- RECORDS FOR THE TASK -
__________

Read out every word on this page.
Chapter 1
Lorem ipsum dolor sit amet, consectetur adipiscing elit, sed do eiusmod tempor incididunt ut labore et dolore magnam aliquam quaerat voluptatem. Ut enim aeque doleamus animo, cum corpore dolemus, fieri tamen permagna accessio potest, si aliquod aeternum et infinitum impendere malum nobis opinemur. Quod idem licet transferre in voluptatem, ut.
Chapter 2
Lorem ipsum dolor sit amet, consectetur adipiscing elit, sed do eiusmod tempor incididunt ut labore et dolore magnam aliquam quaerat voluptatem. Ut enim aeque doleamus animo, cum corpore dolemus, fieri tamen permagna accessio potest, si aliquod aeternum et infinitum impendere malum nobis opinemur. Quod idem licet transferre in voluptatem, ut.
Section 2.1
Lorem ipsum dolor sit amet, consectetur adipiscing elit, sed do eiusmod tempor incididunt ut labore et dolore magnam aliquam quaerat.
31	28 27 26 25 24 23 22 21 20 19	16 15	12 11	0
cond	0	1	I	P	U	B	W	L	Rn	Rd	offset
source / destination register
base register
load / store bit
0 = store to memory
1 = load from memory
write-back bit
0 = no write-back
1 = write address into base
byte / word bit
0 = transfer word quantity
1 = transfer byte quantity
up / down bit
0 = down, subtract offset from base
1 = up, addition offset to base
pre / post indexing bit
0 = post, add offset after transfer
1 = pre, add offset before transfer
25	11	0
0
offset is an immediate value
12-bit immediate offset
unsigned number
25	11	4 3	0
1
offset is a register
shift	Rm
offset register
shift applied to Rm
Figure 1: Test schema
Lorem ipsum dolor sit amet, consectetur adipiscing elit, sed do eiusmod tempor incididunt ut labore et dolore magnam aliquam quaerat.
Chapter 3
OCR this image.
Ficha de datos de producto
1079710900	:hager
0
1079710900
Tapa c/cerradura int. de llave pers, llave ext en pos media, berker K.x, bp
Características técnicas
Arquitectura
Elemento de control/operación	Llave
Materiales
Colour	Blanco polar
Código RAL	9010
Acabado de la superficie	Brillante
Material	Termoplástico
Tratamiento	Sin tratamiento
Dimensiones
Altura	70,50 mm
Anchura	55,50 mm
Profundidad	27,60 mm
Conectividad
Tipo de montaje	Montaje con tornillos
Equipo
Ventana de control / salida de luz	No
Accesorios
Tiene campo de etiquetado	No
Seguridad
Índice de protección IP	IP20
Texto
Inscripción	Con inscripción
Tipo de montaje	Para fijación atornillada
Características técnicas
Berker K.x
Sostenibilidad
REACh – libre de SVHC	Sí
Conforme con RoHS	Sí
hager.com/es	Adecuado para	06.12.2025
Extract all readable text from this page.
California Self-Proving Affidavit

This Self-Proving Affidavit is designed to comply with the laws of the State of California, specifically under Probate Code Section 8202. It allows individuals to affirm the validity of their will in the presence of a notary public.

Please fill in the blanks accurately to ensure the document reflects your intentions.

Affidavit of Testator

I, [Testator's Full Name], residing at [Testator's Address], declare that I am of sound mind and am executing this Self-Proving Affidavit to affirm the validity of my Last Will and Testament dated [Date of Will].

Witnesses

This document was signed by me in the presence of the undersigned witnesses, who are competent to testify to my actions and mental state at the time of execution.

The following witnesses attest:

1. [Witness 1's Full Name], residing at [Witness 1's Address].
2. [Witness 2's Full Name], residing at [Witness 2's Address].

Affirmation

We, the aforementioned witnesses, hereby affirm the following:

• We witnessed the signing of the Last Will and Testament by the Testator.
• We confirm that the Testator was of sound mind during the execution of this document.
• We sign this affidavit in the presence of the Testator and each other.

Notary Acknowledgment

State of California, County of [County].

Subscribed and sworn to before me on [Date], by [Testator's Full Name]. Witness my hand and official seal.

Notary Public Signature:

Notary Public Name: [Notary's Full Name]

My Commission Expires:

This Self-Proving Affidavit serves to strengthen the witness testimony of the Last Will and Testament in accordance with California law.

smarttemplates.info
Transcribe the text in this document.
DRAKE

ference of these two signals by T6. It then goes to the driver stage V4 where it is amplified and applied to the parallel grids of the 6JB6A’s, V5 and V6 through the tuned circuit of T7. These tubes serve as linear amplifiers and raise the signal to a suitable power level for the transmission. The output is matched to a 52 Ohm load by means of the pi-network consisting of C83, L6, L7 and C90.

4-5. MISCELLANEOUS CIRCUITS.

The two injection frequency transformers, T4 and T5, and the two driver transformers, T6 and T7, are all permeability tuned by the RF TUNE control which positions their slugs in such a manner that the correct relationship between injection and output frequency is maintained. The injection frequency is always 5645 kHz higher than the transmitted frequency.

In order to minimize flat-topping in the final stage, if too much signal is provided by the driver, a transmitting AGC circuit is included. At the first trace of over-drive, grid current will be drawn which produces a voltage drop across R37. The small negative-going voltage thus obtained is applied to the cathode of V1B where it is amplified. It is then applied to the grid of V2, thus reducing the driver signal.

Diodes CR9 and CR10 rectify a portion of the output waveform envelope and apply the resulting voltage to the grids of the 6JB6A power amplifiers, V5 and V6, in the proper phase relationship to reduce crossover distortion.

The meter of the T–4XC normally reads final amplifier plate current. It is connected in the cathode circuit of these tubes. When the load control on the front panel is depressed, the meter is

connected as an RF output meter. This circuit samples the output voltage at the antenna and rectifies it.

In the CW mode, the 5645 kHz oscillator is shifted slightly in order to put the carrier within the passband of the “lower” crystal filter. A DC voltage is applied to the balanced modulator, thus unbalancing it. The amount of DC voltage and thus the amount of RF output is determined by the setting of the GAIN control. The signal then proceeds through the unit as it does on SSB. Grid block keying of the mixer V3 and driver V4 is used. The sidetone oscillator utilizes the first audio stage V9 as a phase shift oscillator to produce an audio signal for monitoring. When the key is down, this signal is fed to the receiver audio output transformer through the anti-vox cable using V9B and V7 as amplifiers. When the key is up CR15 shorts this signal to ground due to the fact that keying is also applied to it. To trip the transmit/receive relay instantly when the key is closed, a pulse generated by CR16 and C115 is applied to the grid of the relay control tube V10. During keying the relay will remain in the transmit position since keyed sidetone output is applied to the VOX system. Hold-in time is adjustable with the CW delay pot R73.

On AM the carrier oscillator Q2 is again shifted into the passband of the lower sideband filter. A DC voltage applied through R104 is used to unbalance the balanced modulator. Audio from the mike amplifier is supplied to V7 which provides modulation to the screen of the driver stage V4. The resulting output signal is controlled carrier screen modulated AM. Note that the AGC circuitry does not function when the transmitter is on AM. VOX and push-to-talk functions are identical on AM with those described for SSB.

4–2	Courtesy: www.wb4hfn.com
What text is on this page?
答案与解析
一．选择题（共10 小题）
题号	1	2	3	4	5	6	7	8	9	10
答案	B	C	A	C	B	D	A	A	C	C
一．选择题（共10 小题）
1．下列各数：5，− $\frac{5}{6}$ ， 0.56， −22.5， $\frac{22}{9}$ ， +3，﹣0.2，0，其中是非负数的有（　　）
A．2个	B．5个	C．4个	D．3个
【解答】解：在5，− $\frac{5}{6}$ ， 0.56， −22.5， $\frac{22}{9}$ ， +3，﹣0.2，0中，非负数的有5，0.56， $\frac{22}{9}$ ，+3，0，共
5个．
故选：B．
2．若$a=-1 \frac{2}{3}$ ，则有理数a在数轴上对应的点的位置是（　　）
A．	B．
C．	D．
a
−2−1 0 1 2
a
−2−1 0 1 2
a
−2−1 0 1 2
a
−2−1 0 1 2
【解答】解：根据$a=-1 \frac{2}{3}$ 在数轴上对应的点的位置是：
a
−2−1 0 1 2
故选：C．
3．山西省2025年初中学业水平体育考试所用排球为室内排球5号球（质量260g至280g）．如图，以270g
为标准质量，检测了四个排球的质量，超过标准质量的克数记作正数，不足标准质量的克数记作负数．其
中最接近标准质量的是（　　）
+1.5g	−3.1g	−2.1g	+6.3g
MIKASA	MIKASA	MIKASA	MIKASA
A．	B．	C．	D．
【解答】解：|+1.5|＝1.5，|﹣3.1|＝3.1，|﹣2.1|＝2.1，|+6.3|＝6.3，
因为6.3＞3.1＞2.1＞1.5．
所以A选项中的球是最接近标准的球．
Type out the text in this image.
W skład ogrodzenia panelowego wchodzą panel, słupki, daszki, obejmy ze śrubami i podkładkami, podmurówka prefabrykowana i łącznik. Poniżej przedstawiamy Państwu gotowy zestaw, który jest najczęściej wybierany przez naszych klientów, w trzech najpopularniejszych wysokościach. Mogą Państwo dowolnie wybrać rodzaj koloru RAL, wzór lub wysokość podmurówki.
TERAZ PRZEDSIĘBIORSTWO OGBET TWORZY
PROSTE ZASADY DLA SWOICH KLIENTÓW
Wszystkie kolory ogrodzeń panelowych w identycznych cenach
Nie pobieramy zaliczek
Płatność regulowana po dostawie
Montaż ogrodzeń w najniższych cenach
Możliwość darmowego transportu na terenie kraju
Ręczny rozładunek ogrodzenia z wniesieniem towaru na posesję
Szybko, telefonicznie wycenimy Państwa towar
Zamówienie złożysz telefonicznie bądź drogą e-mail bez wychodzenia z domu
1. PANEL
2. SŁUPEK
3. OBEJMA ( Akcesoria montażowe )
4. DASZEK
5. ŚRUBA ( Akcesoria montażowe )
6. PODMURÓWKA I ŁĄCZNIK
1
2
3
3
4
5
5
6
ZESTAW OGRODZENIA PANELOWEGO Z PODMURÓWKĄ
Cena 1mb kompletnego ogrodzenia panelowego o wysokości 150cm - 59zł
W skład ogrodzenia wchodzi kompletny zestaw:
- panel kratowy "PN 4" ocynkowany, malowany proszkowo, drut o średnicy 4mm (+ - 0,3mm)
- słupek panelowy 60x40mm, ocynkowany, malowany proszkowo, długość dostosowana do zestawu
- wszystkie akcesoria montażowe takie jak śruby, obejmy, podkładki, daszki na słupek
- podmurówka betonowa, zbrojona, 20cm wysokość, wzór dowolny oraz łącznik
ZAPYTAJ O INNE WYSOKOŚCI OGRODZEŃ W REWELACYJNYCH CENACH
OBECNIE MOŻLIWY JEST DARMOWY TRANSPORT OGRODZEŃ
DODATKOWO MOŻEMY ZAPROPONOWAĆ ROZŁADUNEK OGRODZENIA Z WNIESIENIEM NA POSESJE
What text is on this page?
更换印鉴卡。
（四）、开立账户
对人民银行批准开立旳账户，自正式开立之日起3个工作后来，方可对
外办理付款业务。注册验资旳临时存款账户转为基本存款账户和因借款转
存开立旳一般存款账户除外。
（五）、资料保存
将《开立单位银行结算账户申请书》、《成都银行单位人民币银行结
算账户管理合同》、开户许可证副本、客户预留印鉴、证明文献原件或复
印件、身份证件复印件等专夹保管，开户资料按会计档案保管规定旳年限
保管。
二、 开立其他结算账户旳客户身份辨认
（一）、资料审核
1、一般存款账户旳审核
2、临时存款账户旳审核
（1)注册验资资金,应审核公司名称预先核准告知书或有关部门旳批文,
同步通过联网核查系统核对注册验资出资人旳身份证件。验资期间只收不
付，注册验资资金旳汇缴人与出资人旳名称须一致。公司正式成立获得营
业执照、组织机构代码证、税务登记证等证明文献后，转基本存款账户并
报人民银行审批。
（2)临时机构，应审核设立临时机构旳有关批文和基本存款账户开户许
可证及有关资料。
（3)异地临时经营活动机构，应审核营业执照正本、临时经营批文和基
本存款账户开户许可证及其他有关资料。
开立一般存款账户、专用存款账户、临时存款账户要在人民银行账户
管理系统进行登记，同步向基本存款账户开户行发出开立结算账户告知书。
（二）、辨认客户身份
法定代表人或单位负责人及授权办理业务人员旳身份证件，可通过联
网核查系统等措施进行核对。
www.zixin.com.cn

__________

- EXERCISE DIRECTIONS -
Which lines contain the word "before"? Return each of them.

- OUTPUT OF THE TASK -
1 = pre, add offset before transfer
Subscribed and sworn to before me on [Date], by [Testator's Full Name]. Witness my hand and official seal.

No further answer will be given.